Begin

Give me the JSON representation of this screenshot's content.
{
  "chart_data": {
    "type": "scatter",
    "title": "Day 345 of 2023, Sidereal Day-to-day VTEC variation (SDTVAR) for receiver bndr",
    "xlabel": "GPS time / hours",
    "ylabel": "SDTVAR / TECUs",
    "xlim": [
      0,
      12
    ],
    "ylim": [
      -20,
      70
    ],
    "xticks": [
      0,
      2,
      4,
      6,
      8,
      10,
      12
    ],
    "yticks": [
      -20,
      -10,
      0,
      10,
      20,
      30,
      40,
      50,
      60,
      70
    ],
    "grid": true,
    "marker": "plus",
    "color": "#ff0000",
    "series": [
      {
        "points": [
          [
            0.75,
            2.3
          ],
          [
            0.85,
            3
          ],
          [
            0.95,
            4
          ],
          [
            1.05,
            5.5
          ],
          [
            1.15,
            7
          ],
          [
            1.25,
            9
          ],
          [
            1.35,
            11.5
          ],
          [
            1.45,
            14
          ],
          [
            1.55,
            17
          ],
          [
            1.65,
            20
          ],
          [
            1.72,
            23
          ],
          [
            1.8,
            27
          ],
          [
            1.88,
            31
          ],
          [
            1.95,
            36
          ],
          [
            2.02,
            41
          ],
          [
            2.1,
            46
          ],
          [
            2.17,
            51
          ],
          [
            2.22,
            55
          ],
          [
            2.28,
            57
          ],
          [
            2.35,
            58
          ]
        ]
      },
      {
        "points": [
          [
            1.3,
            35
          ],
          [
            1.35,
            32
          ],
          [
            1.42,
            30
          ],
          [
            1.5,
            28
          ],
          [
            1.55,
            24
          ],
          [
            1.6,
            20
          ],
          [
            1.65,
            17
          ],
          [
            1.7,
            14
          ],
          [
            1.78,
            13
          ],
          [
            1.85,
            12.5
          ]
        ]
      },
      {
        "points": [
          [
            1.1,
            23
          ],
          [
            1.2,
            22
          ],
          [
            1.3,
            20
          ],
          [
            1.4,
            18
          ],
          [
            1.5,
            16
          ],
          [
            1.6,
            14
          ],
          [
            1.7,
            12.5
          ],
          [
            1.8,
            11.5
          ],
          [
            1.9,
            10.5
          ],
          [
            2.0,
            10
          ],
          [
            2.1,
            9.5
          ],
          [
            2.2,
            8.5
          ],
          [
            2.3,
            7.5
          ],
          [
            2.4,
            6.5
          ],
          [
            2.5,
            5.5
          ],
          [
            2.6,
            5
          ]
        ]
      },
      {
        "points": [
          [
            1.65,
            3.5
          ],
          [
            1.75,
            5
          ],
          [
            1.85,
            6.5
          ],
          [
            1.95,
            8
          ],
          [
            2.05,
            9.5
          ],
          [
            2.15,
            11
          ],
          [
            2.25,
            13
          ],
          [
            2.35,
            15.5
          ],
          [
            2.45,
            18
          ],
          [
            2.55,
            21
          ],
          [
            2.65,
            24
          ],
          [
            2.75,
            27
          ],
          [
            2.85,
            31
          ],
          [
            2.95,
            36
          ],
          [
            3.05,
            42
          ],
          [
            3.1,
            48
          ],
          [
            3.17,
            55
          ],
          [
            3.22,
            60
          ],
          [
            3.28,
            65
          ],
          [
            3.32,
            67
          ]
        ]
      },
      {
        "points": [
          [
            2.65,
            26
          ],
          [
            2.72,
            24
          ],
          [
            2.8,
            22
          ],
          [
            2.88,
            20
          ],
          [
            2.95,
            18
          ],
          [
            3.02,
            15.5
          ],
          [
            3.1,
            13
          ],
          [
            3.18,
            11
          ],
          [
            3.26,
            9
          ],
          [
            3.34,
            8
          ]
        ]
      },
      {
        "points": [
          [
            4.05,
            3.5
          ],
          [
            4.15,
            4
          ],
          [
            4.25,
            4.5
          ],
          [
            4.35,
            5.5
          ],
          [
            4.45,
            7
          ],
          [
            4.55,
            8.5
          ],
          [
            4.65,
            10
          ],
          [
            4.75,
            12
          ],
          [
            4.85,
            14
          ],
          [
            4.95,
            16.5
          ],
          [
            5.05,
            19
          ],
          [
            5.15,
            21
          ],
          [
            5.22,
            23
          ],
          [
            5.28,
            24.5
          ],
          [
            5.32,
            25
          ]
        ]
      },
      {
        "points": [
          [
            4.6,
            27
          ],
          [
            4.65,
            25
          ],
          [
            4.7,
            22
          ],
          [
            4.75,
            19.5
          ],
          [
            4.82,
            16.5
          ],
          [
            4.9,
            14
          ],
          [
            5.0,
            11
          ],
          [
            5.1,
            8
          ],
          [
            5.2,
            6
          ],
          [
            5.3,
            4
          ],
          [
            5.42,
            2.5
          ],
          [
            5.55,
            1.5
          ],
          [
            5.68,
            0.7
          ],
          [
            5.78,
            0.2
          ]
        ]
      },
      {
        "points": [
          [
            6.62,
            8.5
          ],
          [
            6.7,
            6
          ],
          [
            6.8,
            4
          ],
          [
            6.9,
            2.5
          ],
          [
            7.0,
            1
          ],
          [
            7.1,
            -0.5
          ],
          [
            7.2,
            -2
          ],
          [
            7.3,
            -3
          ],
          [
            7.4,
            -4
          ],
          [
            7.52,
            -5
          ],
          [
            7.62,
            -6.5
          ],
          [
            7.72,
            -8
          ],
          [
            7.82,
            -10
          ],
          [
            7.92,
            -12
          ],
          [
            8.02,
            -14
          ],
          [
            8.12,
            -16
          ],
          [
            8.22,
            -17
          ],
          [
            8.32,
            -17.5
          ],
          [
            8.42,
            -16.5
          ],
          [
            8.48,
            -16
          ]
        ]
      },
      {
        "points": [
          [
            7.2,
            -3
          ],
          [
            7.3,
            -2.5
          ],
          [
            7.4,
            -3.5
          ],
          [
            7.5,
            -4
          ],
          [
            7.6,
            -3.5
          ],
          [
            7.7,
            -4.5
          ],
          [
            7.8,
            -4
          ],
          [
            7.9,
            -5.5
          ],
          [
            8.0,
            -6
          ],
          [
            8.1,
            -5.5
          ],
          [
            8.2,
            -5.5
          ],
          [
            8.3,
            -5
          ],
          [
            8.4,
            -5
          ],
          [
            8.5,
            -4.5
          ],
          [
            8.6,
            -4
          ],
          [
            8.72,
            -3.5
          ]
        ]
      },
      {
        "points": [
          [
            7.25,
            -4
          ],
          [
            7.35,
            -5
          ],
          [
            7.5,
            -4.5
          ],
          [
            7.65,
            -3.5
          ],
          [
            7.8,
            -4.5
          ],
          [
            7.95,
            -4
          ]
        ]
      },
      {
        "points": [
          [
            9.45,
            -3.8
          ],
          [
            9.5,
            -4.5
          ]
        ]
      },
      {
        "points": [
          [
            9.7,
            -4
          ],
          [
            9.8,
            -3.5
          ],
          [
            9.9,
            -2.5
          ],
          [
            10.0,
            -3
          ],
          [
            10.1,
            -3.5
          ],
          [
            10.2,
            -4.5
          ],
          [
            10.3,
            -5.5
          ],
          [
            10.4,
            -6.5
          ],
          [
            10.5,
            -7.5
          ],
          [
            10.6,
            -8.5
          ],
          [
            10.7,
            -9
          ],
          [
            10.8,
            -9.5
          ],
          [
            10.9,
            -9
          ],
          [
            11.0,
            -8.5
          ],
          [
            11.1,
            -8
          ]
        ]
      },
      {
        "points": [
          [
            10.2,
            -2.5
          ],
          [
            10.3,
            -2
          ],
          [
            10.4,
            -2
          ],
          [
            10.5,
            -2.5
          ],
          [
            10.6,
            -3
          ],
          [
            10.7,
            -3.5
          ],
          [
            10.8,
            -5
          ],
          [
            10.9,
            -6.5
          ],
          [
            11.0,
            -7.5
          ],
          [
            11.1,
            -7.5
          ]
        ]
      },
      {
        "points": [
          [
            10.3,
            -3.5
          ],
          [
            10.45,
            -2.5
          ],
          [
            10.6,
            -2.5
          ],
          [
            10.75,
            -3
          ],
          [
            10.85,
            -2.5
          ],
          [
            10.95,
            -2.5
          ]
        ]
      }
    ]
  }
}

End

- _Task description_
Write out every line of the entries that holds the word "SDTVAR".

- _Solution to this problem_
    "title": "Day 345 of 2023, Sidereal Day-to-day VTEC variation (SDTVAR) for receiver bndr",
    "ylabel": "SDTVAR / TECUs",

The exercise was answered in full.